PROBLEM DESCRIPTION :: Copy out the entries in full and with complete accuracy; pictures are excluded.

DATA SECTION ::
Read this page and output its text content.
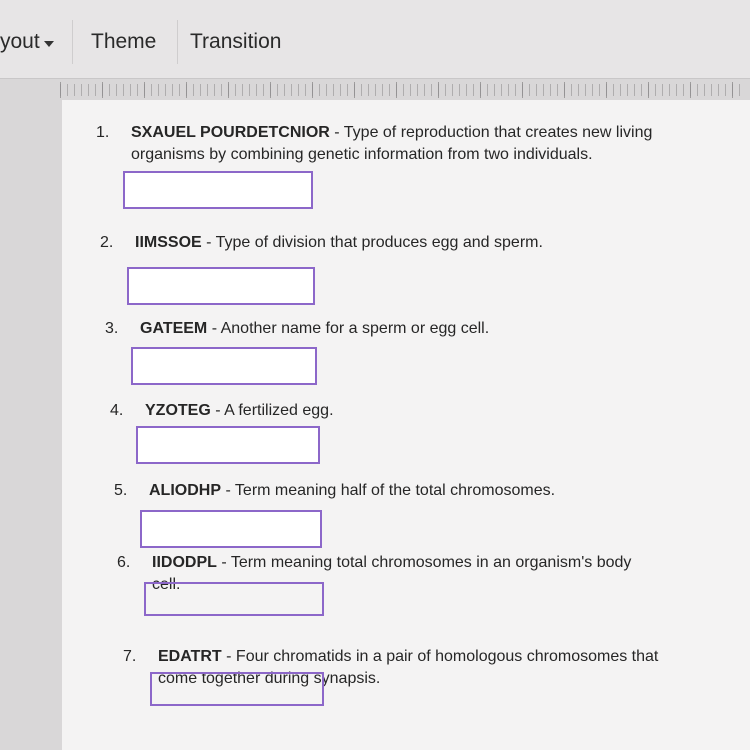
yout Theme Transition
1. SXAUEL POURDETCNIOR - Type of reproduction that creates new living organisms by combining genetic information from two individuals.
2. IIMSSOE - Type of division that produces egg and sperm.
3. GATEEM - Another name for a sperm or egg cell.
4. YZOTEG - A fertilized egg.
5. ALIODHP - Term meaning half of the total chromosomes.
6. IIDODPL - Term meaning total chromosomes in an organism's body cell.
7. EDATRT - Four chromatids in a pair of homologous chromosomes that come together during synapsis.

TASK RESPONSE ::
Read this page and output its text content.
yout Theme Transition
1. SXAUEL POURDETCNIOR - Type of reproduction that creates new living organisms by combining genetic information from two individuals.
2. IIMSSOE - Type of division that produces egg and sperm.
3. GATEEM - Another name for a sperm or egg cell.
4. YZOTEG - A fertilized egg.
5. ALIODHP - Term meaning half of the total chromosomes.
6. IIDODPL - Term meaning total chromosomes in an organism's body cell.
7. EDATRT - Four chromatids in a pair of homologous chromosomes that come together during synapsis.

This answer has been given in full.